_TASK TO CARRY OUT_: All of the material should be reproduced exactly, with pictures left out.

_EXTRACTED DATA_:
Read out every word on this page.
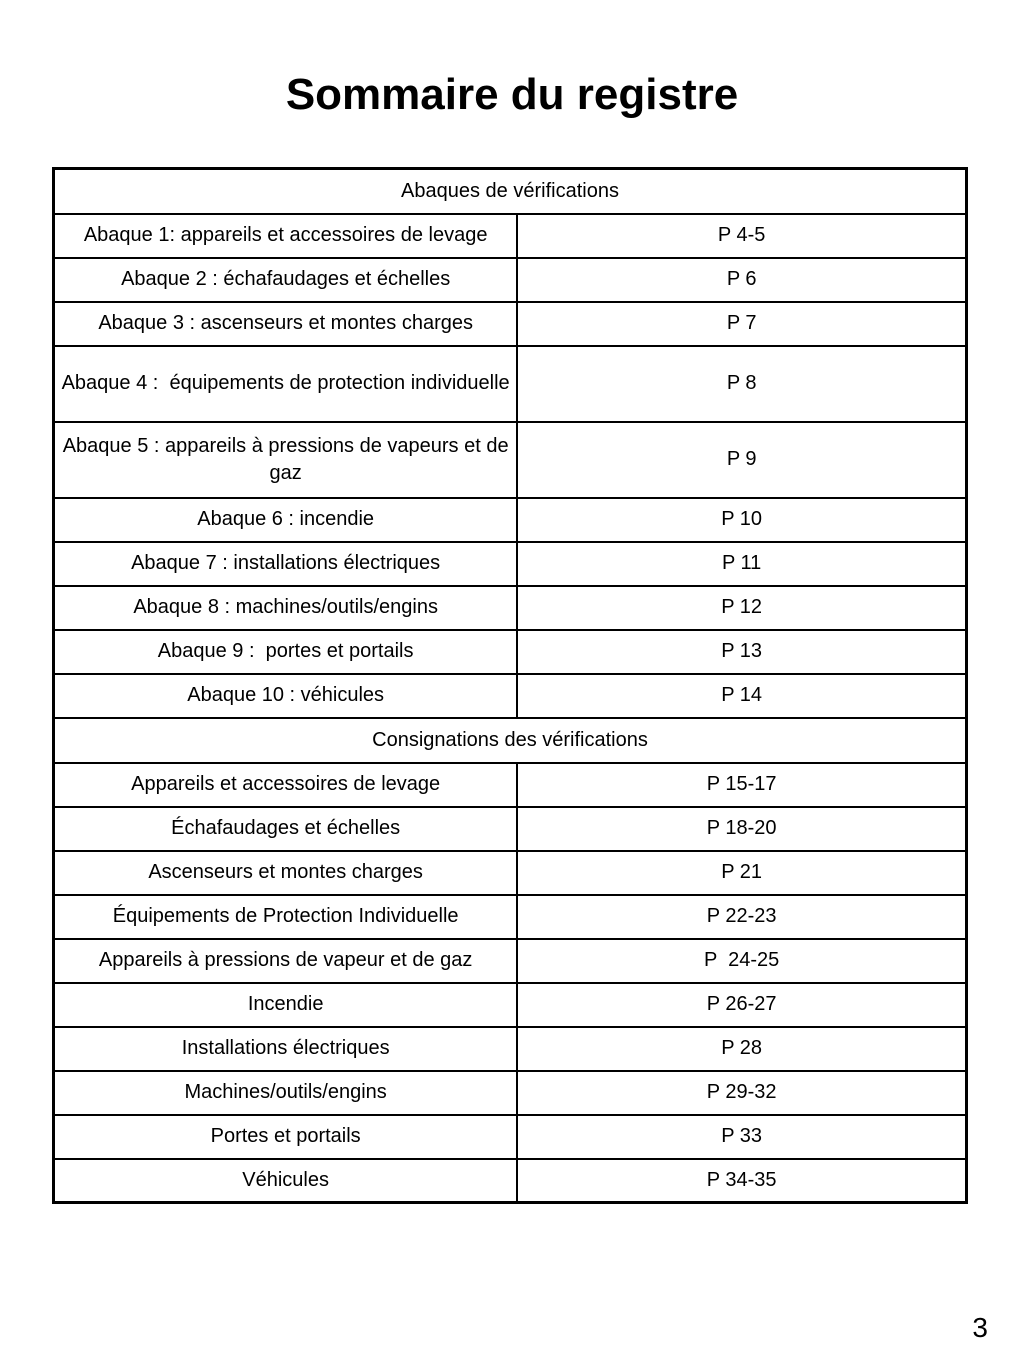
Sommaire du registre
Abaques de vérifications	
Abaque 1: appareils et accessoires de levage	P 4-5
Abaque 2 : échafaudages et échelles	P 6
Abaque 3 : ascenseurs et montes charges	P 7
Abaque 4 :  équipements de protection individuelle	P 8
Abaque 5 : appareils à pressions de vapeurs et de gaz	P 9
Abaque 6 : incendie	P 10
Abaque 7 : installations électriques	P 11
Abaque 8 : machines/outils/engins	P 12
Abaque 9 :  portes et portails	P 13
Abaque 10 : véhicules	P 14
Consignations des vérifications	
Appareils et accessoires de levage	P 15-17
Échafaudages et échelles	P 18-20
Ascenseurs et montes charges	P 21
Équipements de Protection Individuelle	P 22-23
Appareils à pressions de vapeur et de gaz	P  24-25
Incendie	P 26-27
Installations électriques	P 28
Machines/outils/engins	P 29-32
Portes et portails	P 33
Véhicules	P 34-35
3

_ANSWER BELOW_:
Read out every word on this page.
Sommaire du registre
Abaques de vérifications	
Abaque 1: appareils et accessoires de levage	P 4-5
Abaque 2 : échafaudages et échelles	P 6
Abaque 3 : ascenseurs et montes charges	P 7
Abaque 4 :  équipements de protection individuelle	P 8
Abaque 5 : appareils à pressions de vapeurs et de gaz	P 9
Abaque 6 : incendie	P 10
Abaque 7 : installations électriques	P 11
Abaque 8 : machines/outils/engins	P 12
Abaque 9 :  portes et portails	P 13
Abaque 10 : véhicules	P 14
Consignations des vérifications	
Appareils et accessoires de levage	P 15-17
Échafaudages et échelles	P 18-20
Ascenseurs et montes charges	P 21
Équipements de Protection Individuelle	P 22-23
Appareils à pressions de vapeur et de gaz	P  24-25
Incendie	P 26-27
Installations électriques	P 28
Machines/outils/engins	P 29-32
Portes et portails	P 33
Véhicules	P 34-35
3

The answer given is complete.